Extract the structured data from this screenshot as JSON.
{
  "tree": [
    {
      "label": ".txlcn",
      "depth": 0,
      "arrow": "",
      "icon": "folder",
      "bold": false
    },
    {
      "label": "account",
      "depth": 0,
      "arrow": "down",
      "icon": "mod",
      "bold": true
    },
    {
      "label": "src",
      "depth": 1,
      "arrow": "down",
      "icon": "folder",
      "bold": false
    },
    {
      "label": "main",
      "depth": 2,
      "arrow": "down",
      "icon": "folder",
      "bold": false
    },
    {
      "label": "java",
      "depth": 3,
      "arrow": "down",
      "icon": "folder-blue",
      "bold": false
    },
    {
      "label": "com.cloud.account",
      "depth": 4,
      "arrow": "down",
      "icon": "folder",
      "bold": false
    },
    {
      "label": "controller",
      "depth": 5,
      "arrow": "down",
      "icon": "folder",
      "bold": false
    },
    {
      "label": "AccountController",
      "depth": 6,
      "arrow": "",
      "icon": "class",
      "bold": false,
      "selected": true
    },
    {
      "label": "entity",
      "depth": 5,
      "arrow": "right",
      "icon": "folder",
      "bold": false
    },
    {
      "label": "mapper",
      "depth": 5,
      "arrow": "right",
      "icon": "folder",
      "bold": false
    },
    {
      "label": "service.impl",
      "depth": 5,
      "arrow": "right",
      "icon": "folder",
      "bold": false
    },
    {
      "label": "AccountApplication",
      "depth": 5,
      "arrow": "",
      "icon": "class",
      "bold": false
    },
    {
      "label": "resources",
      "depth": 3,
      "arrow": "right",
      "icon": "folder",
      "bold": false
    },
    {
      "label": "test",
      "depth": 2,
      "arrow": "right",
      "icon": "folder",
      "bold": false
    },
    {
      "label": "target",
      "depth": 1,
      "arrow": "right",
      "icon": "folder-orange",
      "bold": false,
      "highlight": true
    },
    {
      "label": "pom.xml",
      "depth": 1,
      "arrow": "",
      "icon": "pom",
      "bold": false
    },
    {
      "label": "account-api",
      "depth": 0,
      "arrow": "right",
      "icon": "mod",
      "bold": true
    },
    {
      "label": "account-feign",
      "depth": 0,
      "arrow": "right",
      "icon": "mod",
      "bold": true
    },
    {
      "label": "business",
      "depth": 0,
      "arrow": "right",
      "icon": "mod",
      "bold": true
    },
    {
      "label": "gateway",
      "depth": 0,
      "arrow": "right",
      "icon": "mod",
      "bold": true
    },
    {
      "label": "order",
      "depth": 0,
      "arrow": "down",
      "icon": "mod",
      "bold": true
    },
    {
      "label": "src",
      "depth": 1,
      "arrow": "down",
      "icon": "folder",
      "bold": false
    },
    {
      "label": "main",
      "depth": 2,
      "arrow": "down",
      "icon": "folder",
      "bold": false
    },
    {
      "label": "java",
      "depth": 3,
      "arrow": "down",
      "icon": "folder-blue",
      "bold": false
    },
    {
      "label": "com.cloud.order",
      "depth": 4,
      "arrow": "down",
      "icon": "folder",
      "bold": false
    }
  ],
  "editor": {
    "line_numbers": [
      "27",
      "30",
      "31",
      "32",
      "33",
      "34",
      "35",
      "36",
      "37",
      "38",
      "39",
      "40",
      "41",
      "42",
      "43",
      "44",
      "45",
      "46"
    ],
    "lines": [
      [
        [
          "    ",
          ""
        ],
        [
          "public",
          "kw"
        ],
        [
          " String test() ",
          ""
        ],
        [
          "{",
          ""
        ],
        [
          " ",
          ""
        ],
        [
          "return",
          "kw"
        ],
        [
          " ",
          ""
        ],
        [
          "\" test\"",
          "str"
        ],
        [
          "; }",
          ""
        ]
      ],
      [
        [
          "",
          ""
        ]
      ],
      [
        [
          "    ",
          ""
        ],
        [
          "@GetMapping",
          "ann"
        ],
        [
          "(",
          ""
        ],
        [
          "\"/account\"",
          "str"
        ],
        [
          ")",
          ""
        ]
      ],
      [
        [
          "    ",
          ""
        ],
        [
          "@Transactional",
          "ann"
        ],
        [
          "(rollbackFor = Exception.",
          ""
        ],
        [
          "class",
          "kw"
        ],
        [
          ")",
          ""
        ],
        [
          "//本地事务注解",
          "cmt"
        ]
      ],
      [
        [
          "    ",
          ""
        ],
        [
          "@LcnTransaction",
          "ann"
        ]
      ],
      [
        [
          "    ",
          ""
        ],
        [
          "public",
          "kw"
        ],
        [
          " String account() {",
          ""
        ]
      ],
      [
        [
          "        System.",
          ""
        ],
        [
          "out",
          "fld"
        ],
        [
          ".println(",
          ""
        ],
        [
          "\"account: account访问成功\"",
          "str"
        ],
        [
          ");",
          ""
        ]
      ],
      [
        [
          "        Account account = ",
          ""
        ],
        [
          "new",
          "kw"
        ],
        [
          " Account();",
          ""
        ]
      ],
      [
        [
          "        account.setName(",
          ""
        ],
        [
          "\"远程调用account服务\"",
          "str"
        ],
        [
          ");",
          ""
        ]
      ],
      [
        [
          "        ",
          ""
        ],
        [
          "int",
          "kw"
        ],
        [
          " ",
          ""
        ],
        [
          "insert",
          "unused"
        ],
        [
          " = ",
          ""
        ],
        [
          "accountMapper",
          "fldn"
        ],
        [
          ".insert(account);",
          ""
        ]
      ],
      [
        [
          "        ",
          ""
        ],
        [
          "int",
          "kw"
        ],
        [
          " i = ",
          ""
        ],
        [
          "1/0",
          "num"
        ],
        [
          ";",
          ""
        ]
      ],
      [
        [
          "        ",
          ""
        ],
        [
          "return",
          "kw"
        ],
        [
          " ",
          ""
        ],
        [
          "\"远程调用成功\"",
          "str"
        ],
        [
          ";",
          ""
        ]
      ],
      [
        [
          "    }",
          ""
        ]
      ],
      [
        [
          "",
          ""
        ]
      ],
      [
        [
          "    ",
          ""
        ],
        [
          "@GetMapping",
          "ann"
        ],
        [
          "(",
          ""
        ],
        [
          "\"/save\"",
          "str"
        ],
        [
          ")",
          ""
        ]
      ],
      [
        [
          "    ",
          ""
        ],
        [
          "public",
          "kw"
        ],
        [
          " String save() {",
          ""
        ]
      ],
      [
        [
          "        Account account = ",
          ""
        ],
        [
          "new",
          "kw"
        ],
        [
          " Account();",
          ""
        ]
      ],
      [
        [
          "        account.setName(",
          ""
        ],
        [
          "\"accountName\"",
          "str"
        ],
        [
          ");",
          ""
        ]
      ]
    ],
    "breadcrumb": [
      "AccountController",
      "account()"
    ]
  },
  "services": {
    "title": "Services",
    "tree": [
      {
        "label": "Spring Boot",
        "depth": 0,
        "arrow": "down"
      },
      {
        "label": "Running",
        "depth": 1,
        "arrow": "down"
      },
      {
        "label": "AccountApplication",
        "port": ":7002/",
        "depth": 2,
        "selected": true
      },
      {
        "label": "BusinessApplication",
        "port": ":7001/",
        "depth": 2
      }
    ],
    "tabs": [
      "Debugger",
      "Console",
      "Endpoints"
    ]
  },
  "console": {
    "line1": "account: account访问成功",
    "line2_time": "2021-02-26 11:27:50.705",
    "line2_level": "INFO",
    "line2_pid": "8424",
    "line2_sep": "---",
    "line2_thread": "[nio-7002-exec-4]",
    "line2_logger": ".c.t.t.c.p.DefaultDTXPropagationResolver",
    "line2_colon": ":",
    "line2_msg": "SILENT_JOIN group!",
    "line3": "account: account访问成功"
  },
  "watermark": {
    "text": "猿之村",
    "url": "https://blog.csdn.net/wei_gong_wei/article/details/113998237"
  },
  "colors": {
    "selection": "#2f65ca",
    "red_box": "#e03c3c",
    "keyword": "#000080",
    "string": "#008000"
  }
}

|---|

■ **What the task requires**: Give back the whole listing exactly as it reads.

■ **Solution to this problem**:
Extract the structured data from this screenshot as JSON.
{
  "tree": [
    {
      "label": ".txlcn",
      "depth": 0,
      "arrow": "",
      "icon": "folder",
      "bold": false
    },
    {
      "label": "account",
      "depth": 0,
      "arrow": "down",
      "icon": "mod",
      "bold": true
    },
    {
      "label": "src",
      "depth": 1,
      "arrow": "down",
      "icon": "folder",
      "bold": false
    },
    {
      "label": "main",
      "depth": 2,
      "arrow": "down",
      "icon": "folder",
      "bold": false
    },
    {
      "label": "java",
      "depth": 3,
      "arrow": "down",
      "icon": "folder-blue",
      "bold": false
    },
    {
      "label": "com.cloud.account",
      "depth": 4,
      "arrow": "down",
      "icon": "folder",
      "bold": false
    },
    {
      "label": "controller",
      "depth": 5,
      "arrow": "down",
      "icon": "folder",
      "bold": false
    },
    {
      "label": "AccountController",
      "depth": 6,
      "arrow": "",
      "icon": "class",
      "bold": false,
      "selected": true
    },
    {
      "label": "entity",
      "depth": 5,
      "arrow": "right",
      "icon": "folder",
      "bold": false
    },
    {
      "label": "mapper",
      "depth": 5,
      "arrow": "right",
      "icon": "folder",
      "bold": false
    },
    {
      "label": "service.impl",
      "depth": 5,
      "arrow": "right",
      "icon": "folder",
      "bold": false
    },
    {
      "label": "AccountApplication",
      "depth": 5,
      "arrow": "",
      "icon": "class",
      "bold": false
    },
    {
      "label": "resources",
      "depth": 3,
      "arrow": "right",
      "icon": "folder",
      "bold": false
    },
    {
      "label": "test",
      "depth": 2,
      "arrow": "right",
      "icon": "folder",
      "bold": false
    },
    {
      "label": "target",
      "depth": 1,
      "arrow": "right",
      "icon": "folder-orange",
      "bold": false,
      "highlight": true
    },
    {
      "label": "pom.xml",
      "depth": 1,
      "arrow": "",
      "icon": "pom",
      "bold": false
    },
    {
      "label": "account-api",
      "depth": 0,
      "arrow": "right",
      "icon": "mod",
      "bold": true
    },
    {
      "label": "account-feign",
      "depth": 0,
      "arrow": "right",
      "icon": "mod",
      "bold": true
    },
    {
      "label": "business",
      "depth": 0,
      "arrow": "right",
      "icon": "mod",
      "bold": true
    },
    {
      "label": "gateway",
      "depth": 0,
      "arrow": "right",
      "icon": "mod",
      "bold": true
    },
    {
      "label": "order",
      "depth": 0,
      "arrow": "down",
      "icon": "mod",
      "bold": true
    },
    {
      "label": "src",
      "depth": 1,
      "arrow": "down",
      "icon": "folder",
      "bold": false
    },
    {
      "label": "main",
      "depth": 2,
      "arrow": "down",
      "icon": "folder",
      "bold": false
    },
    {
      "label": "java",
      "depth": 3,
      "arrow": "down",
      "icon": "folder-blue",
      "bold": false
    },
    {
      "label": "com.cloud.order",
      "depth": 4,
      "arrow": "down",
      "icon": "folder",
      "bold": false
    }
  ],
  "editor": {
    "line_numbers": [
      "27",
      "30",
      "31",
      "32",
      "33",
      "34",
      "35",
      "36",
      "37",
      "38",
      "39",
      "40",
      "41",
      "42",
      "43",
      "44",
      "45",
      "46"
    ],
    "lines": [
      [
        [
          "    ",
          ""
        ],
        [
          "public",
          "kw"
        ],
        [
          " String test() ",
          ""
        ],
        [
          "{",
          ""
        ],
        [
          " ",
          ""
        ],
        [
          "return",
          "kw"
        ],
        [
          " ",
          ""
        ],
        [
          "\" test\"",
          "str"
        ],
        [
          "; }",
          ""
        ]
      ],
      [
        [
          "",
          ""
        ]
      ],
      [
        [
          "    ",
          ""
        ],
        [
          "@GetMapping",
          "ann"
        ],
        [
          "(",
          ""
        ],
        [
          "\"/account\"",
          "str"
        ],
        [
          ")",
          ""
        ]
      ],
      [
        [
          "    ",
          ""
        ],
        [
          "@Transactional",
          "ann"
        ],
        [
          "(rollbackFor = Exception.",
          ""
        ],
        [
          "class",
          "kw"
        ],
        [
          ")",
          ""
        ],
        [
          "//本地事务注解",
          "cmt"
        ]
      ],
      [
        [
          "    ",
          ""
        ],
        [
          "@LcnTransaction",
          "ann"
        ]
      ],
      [
        [
          "    ",
          ""
        ],
        [
          "public",
          "kw"
        ],
        [
          " String account() {",
          ""
        ]
      ],
      [
        [
          "        System.",
          ""
        ],
        [
          "out",
          "fld"
        ],
        [
          ".println(",
          ""
        ],
        [
          "\"account: account访问成功\"",
          "str"
        ],
        [
          ");",
          ""
        ]
      ],
      [
        [
          "        Account account = ",
          ""
        ],
        [
          "new",
          "kw"
        ],
        [
          " Account();",
          ""
        ]
      ],
      [
        [
          "        account.setName(",
          ""
        ],
        [
          "\"远程调用account服务\"",
          "str"
        ],
        [
          ");",
          ""
        ]
      ],
      [
        [
          "        ",
          ""
        ],
        [
          "int",
          "kw"
        ],
        [
          " ",
          ""
        ],
        [
          "insert",
          "unused"
        ],
        [
          " = ",
          ""
        ],
        [
          "accountMapper",
          "fldn"
        ],
        [
          ".insert(account);",
          ""
        ]
      ],
      [
        [
          "        ",
          ""
        ],
        [
          "int",
          "kw"
        ],
        [
          " i = ",
          ""
        ],
        [
          "1/0",
          "num"
        ],
        [
          ";",
          ""
        ]
      ],
      [
        [
          "        ",
          ""
        ],
        [
          "return",
          "kw"
        ],
        [
          " ",
          ""
        ],
        [
          "\"远程调用成功\"",
          "str"
        ],
        [
          ";",
          ""
        ]
      ],
      [
        [
          "    }",
          ""
        ]
      ],
      [
        [
          "",
          ""
        ]
      ],
      [
        [
          "    ",
          ""
        ],
        [
          "@GetMapping",
          "ann"
        ],
        [
          "(",
          ""
        ],
        [
          "\"/save\"",
          "str"
        ],
        [
          ")",
          ""
        ]
      ],
      [
        [
          "    ",
          ""
        ],
        [
          "public",
          "kw"
        ],
        [
          " String save() {",
          ""
        ]
      ],
      [
        [
          "        Account account = ",
          ""
        ],
        [
          "new",
          "kw"
        ],
        [
          " Account();",
          ""
        ]
      ],
      [
        [
          "        account.setName(",
          ""
        ],
        [
          "\"accountName\"",
          "str"
        ],
        [
          ");",
          ""
        ]
      ]
    ],
    "breadcrumb": [
      "AccountController",
      "account()"
    ]
  },
  "services": {
    "title": "Services",
    "tree": [
      {
        "label": "Spring Boot",
        "depth": 0,
        "arrow": "down"
      },
      {
        "label": "Running",
        "depth": 1,
        "arrow": "down"
      },
      {
        "label": "AccountApplication",
        "port": ":7002/",
        "depth": 2,
        "selected": true
      },
      {
        "label": "BusinessApplication",
        "port": ":7001/",
        "depth": 2
      }
    ],
    "tabs": [
      "Debugger",
      "Console",
      "Endpoints"
    ]
  },
  "console": {
    "line1": "account: account访问成功",
    "line2_time": "2021-02-26 11:27:50.705",
    "line2_level": "INFO",
    "line2_pid": "8424",
    "line2_sep": "---",
    "line2_thread": "[nio-7002-exec-4]",
    "line2_logger": ".c.t.t.c.p.DefaultDTXPropagationResolver",
    "line2_colon": ":",
    "line2_msg": "SILENT_JOIN group!",
    "line3": "account: account访问成功"
  },
  "watermark": {
    "text": "猿之村",
    "url": "https://blog.csdn.net/wei_gong_wei/article/details/113998237"
  },
  "colors": {
    "selection": "#2f65ca",
    "red_box": "#e03c3c",
    "keyword": "#000080",
    "string": "#008000"
  }
}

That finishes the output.